§ The problem
Locate each line below that includes "China" and reproduce it.

§ Data extract
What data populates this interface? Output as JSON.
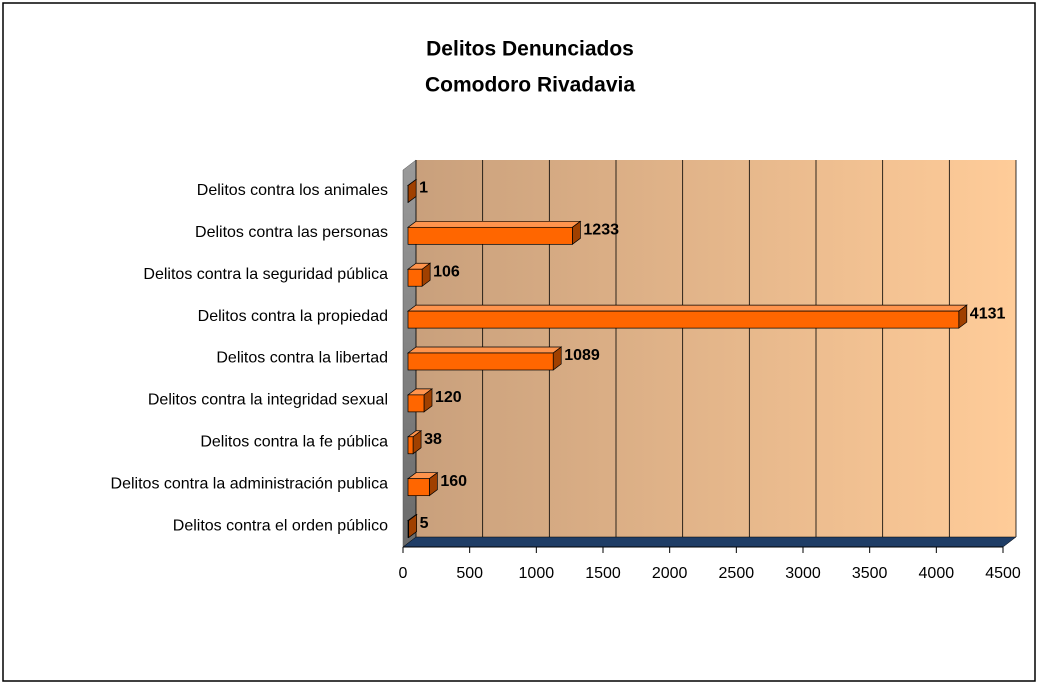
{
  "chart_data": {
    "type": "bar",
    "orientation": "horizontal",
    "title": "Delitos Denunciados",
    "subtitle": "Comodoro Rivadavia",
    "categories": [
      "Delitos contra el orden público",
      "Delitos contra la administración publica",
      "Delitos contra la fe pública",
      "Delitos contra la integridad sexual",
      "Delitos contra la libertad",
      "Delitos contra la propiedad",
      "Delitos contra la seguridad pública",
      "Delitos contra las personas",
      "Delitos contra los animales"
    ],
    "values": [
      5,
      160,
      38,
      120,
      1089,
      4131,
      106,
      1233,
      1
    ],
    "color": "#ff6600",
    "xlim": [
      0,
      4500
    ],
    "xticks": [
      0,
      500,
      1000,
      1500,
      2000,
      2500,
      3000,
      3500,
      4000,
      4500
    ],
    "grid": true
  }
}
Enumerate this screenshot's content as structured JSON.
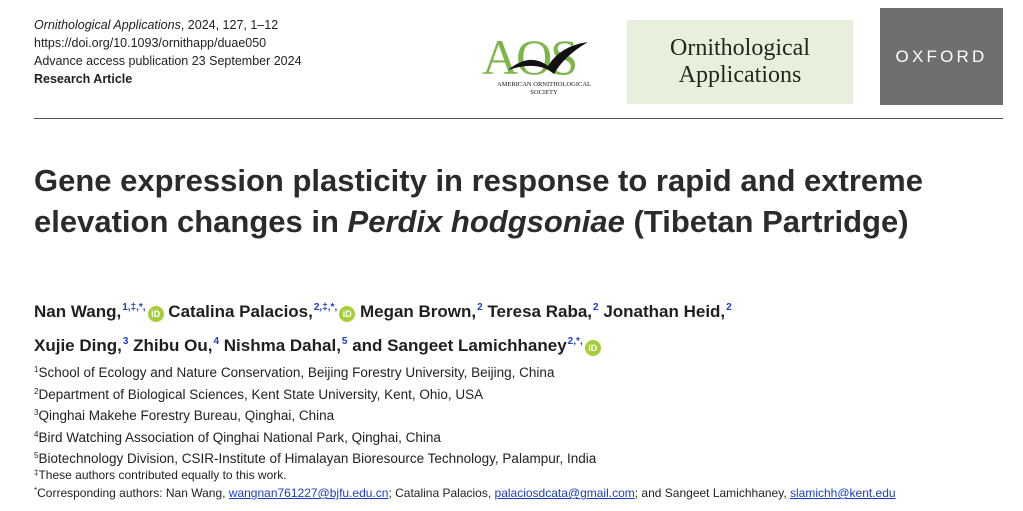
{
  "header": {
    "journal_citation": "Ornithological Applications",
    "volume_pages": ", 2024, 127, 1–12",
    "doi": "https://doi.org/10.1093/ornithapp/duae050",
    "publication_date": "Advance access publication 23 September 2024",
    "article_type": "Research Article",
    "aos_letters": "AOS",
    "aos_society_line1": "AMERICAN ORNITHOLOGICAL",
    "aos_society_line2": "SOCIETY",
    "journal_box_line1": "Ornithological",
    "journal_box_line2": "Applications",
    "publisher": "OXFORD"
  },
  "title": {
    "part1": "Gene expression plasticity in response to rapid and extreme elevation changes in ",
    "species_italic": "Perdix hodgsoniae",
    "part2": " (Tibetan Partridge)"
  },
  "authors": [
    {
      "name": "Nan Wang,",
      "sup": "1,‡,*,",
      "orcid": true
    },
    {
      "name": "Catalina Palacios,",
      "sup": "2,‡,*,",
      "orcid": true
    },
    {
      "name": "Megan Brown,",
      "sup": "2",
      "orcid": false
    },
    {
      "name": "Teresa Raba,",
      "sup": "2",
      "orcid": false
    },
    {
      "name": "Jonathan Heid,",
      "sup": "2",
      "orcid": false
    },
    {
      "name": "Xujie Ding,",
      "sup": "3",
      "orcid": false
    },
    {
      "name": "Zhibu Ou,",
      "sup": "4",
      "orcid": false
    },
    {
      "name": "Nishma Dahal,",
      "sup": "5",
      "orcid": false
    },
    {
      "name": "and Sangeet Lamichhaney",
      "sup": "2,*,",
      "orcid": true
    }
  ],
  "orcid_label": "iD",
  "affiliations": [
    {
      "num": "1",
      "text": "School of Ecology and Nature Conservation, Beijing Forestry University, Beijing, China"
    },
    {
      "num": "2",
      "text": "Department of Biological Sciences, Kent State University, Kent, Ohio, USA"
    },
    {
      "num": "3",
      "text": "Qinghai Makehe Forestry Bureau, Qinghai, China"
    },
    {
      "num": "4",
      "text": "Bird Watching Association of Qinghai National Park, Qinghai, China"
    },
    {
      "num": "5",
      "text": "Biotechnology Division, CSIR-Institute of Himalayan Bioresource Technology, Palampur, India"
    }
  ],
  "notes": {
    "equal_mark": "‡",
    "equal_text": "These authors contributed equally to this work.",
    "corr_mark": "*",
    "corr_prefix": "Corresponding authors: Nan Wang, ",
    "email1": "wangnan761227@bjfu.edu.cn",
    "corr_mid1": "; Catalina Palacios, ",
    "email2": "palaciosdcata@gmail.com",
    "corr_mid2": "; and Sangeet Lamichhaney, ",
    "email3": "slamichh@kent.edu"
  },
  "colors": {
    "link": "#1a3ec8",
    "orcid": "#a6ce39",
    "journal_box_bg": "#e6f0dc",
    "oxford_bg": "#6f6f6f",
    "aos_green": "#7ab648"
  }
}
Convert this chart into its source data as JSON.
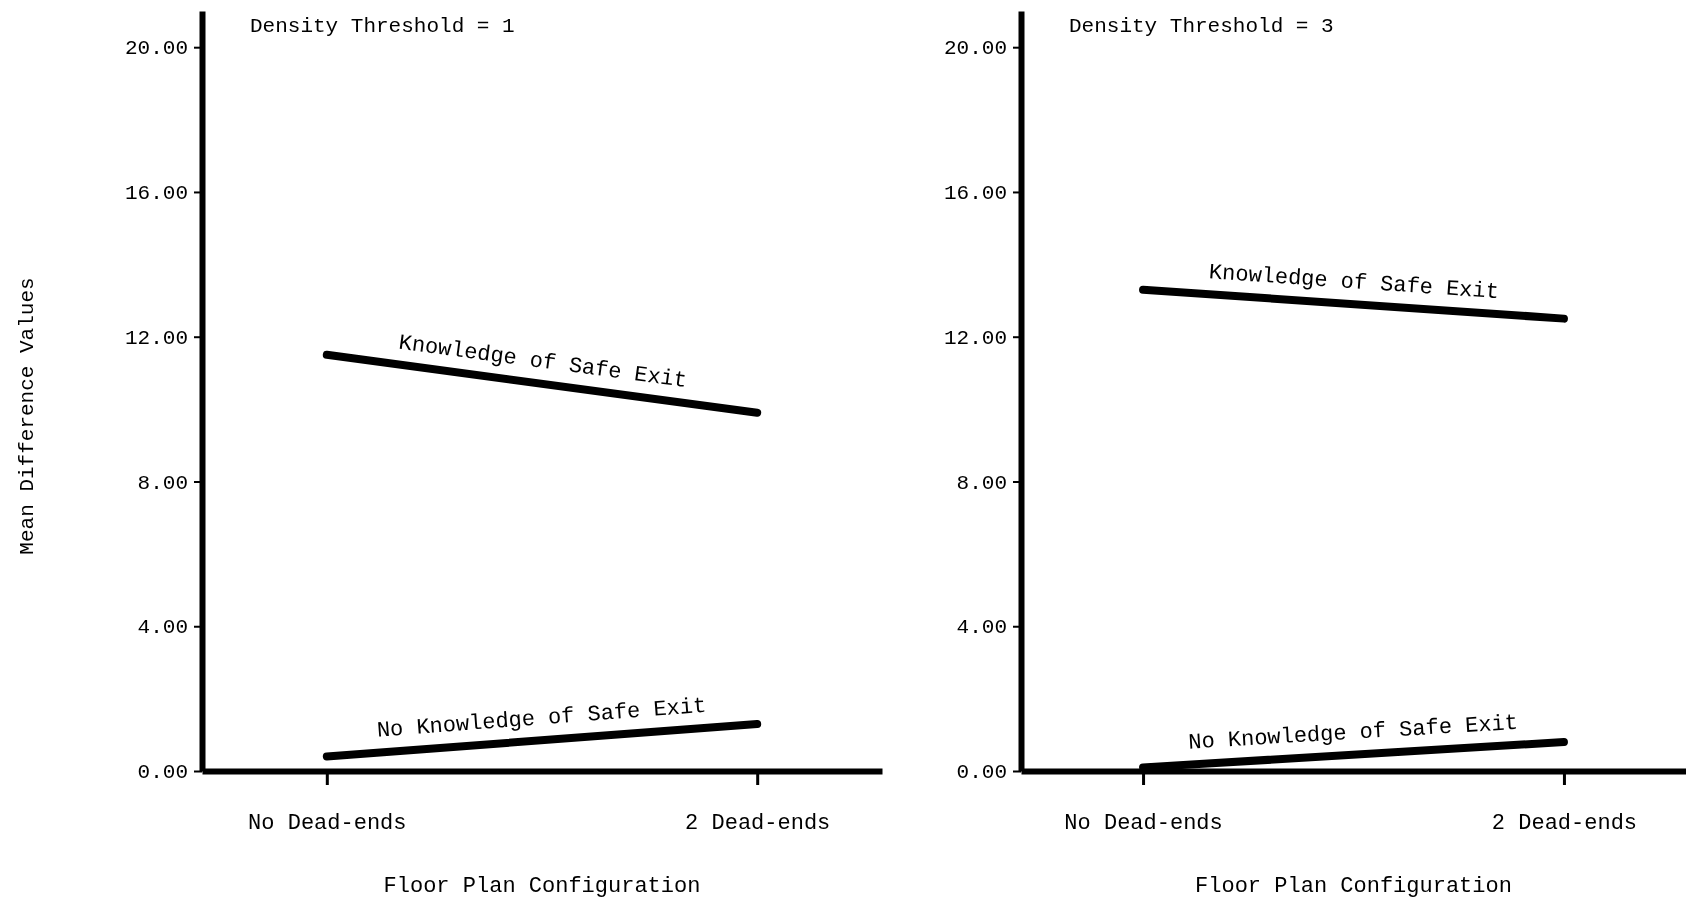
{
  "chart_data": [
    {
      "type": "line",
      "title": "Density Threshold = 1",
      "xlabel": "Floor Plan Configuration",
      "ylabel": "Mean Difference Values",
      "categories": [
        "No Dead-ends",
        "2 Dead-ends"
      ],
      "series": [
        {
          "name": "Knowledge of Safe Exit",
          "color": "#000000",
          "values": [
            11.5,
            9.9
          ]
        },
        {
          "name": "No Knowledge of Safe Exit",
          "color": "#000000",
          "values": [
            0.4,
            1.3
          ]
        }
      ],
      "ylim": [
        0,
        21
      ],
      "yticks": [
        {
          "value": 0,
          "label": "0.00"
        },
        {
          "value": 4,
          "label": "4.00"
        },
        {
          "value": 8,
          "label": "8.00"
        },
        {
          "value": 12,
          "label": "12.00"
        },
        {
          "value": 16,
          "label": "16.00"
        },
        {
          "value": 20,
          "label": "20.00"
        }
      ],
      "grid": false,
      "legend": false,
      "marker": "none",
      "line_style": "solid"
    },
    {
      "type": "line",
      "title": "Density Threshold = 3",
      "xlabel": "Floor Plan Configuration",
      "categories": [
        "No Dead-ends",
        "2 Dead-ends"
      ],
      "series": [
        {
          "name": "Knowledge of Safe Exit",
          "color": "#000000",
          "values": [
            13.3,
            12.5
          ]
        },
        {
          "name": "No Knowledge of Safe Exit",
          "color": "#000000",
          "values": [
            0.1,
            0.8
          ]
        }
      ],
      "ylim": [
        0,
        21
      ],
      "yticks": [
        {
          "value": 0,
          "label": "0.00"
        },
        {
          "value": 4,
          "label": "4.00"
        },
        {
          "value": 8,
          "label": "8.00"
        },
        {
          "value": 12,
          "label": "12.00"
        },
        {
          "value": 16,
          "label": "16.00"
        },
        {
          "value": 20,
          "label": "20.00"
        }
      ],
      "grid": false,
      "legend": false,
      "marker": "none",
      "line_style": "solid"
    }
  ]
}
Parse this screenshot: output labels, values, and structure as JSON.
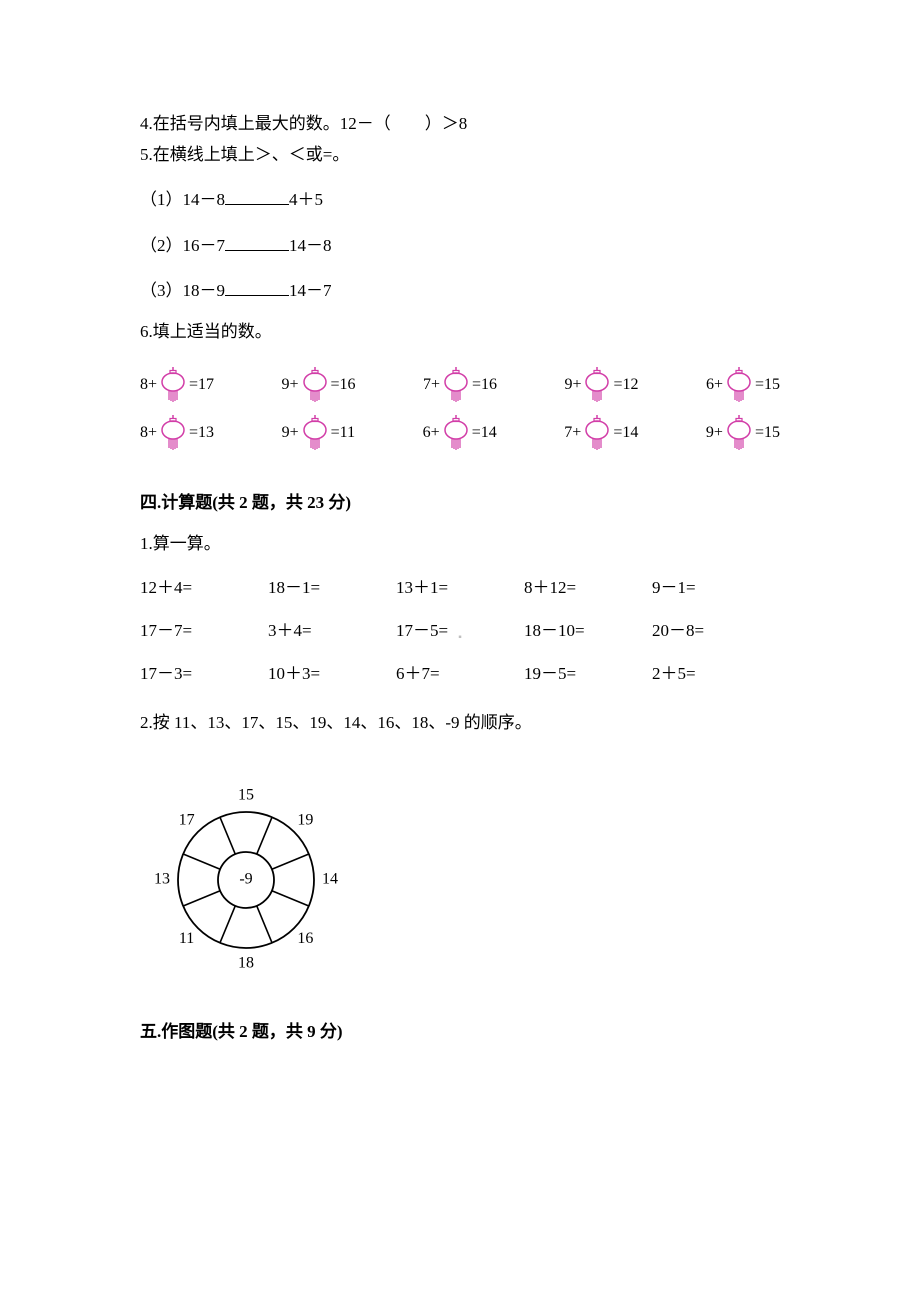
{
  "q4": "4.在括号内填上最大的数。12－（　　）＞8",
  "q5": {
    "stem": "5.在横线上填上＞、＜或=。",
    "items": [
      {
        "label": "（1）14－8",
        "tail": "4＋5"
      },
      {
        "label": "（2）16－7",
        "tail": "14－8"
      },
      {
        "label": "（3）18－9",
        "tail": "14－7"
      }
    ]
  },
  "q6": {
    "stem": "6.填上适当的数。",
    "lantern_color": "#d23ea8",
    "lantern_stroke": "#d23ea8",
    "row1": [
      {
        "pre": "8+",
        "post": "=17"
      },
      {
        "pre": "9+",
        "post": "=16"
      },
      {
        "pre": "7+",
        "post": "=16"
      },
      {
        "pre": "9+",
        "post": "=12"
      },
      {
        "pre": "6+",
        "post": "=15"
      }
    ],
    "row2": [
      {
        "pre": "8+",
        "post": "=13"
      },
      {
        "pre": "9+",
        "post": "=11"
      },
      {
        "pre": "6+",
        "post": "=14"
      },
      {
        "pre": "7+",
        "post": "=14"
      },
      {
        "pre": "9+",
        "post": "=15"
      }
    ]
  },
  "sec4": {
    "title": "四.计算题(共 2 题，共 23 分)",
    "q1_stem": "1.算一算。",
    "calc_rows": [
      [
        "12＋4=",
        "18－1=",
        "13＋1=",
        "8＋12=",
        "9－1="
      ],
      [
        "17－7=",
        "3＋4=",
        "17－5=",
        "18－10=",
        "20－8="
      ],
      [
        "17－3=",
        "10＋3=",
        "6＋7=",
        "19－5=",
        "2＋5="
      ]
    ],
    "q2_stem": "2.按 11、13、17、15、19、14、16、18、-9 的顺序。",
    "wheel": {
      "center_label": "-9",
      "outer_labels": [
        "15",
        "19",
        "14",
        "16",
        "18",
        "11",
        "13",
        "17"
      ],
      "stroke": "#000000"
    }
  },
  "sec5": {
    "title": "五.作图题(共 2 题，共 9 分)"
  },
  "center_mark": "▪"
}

§ Final result
      "text": "School of Ecology and Nature Conservation, Beijing Forestry University, Beijing, China"
      "text": "Qinghai Makehe Forestry Bureau, Qinghai, China"
      "text": "Bird Watching Association of Qinghai National Park, Qinghai, China"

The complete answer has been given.